Locate each line below that includes "artist" and reproduce it.

Stored data entries
+ + + + +

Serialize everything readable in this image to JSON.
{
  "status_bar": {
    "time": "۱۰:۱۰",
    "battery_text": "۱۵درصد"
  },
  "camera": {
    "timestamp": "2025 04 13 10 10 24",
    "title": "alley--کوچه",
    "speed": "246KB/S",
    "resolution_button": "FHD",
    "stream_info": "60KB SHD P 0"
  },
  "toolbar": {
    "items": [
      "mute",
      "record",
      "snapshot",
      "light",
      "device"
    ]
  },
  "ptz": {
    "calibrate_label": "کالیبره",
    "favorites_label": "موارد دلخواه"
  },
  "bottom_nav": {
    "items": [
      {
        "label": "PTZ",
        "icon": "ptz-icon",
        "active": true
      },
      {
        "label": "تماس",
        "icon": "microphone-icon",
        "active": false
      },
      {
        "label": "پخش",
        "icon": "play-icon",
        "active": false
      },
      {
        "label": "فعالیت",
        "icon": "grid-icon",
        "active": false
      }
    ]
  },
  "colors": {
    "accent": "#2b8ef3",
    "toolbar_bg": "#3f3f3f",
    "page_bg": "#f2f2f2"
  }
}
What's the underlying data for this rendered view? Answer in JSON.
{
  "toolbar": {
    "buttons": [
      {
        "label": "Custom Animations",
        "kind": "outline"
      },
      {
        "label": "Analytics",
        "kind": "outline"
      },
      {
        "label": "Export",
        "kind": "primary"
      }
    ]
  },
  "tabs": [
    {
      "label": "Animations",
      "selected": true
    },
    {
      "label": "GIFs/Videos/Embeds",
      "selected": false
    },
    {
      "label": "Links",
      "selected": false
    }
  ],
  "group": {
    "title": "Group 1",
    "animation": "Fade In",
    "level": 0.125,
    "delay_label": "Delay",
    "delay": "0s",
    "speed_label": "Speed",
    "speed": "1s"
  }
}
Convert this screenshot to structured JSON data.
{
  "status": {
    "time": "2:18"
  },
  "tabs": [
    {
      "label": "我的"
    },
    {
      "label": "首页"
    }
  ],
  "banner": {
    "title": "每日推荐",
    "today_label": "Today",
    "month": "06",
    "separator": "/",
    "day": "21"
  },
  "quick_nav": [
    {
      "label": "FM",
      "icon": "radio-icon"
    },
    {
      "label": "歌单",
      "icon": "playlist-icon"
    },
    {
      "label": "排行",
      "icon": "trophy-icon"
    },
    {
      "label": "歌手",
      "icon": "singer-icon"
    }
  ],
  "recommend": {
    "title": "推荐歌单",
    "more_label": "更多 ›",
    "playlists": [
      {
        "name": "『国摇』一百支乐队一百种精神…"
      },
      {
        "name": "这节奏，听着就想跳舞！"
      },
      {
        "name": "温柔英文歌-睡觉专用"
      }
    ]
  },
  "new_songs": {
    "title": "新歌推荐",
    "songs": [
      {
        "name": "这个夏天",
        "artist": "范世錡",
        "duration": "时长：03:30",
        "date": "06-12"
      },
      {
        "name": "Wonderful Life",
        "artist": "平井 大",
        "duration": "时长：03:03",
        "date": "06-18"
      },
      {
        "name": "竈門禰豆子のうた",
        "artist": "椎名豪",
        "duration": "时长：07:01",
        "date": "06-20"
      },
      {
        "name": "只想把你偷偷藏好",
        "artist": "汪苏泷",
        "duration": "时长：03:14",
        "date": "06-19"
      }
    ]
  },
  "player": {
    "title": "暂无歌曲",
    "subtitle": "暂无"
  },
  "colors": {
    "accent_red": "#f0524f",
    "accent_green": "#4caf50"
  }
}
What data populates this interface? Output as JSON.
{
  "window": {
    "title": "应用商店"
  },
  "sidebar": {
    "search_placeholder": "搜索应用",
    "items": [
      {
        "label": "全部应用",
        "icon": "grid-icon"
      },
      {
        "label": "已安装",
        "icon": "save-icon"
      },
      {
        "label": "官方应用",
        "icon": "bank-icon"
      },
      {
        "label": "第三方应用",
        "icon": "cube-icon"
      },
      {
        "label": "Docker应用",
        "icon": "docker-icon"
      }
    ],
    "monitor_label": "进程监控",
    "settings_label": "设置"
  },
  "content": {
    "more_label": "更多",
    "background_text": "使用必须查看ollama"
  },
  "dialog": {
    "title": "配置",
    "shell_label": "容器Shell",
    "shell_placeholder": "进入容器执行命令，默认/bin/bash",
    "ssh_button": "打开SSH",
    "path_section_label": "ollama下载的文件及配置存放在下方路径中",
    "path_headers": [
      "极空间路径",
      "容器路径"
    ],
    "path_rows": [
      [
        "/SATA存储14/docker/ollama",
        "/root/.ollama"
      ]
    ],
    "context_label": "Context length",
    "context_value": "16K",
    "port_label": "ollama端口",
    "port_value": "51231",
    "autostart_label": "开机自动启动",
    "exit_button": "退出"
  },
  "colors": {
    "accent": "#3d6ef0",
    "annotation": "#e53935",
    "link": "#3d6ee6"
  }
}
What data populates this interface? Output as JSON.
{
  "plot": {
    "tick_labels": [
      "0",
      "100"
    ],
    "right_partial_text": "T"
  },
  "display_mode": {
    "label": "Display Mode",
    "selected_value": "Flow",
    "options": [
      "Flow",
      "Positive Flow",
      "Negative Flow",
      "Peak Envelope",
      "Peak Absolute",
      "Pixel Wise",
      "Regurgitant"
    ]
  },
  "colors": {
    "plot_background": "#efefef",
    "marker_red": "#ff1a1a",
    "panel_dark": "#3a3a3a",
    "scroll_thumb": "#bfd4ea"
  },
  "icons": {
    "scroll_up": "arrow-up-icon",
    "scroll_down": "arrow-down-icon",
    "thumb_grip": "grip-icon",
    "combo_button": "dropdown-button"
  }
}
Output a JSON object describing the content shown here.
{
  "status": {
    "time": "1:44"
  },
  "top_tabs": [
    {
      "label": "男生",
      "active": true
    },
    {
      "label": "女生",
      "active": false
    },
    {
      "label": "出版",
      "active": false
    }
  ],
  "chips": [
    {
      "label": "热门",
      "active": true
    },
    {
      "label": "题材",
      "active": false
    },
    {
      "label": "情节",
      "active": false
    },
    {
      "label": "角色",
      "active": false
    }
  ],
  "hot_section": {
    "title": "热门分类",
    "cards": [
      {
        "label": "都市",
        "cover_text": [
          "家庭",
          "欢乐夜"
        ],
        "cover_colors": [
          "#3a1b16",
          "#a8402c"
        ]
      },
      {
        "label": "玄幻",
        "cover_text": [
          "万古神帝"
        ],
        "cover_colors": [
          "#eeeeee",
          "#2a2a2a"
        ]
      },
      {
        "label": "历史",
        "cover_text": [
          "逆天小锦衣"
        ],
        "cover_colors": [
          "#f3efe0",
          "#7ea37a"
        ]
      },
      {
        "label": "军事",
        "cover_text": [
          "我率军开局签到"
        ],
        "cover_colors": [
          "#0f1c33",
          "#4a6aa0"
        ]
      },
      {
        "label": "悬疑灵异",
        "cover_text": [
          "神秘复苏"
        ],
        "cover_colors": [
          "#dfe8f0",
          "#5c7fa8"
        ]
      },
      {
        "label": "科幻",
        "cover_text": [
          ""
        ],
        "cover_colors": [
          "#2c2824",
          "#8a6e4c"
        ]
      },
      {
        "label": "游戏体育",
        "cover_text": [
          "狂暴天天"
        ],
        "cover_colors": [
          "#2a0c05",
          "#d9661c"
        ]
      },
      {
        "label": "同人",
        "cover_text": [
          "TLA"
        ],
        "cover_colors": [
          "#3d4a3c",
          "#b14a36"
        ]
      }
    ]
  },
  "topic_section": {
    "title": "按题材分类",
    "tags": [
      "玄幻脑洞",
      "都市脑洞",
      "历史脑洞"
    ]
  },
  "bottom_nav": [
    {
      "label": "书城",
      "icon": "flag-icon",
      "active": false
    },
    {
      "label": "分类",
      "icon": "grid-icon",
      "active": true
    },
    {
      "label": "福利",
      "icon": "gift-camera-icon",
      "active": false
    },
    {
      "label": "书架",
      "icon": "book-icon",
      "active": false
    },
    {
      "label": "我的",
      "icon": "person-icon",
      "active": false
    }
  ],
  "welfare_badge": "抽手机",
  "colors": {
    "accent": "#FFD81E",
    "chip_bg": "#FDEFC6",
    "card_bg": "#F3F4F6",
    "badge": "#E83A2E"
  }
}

+ + + + +

# [Exercise solution]
        "artist": "范世錡",
        "artist": "平井 大",
        "artist": "椎名豪",
        "artist": "汪苏泷",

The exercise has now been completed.